▶ _Provided records_
[BEGIN]
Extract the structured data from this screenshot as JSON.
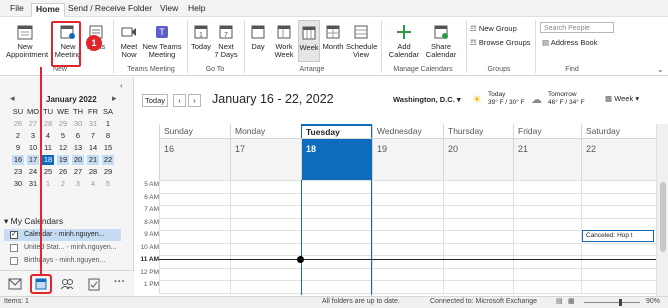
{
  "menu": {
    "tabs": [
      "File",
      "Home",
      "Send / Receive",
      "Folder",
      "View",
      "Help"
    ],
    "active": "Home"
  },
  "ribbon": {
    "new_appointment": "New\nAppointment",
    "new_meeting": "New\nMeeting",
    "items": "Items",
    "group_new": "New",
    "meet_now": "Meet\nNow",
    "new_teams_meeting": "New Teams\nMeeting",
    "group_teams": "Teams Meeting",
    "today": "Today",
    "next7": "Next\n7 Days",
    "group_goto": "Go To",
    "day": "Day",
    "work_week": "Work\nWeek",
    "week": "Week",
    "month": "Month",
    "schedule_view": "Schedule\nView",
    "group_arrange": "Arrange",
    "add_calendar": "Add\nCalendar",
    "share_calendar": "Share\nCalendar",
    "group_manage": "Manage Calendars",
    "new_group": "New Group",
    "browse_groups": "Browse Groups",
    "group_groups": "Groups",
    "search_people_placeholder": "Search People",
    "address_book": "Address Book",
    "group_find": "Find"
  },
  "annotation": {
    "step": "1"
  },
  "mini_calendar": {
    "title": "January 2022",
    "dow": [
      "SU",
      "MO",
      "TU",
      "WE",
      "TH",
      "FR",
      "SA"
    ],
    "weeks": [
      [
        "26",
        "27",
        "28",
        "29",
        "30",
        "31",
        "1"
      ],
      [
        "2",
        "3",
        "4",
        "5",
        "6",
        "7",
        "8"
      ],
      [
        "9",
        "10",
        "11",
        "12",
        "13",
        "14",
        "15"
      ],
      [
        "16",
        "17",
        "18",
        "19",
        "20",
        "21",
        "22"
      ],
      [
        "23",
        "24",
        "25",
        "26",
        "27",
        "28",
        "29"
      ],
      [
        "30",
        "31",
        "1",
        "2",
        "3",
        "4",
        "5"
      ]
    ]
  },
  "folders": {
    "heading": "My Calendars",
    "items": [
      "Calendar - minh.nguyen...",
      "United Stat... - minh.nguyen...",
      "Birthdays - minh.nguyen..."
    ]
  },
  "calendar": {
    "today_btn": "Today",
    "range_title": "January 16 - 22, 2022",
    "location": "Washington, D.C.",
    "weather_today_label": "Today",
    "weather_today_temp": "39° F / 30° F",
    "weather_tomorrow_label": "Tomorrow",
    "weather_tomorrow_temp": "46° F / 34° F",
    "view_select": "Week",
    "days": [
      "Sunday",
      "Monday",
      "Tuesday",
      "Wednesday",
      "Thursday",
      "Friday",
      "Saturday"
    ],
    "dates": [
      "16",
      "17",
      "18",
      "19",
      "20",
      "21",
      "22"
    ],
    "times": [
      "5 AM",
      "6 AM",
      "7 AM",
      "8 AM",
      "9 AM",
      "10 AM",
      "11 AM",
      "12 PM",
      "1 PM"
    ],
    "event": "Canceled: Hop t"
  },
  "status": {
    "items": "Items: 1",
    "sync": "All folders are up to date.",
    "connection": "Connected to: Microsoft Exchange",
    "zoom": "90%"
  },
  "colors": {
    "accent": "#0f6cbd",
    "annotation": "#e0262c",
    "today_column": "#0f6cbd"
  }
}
[END]
▶ _Objective_
Copy out the lines in which the string "Groups" appears.

▶ _Solution for this problem_
    "browse_groups": "Browse Groups",
    "group_groups": "Groups",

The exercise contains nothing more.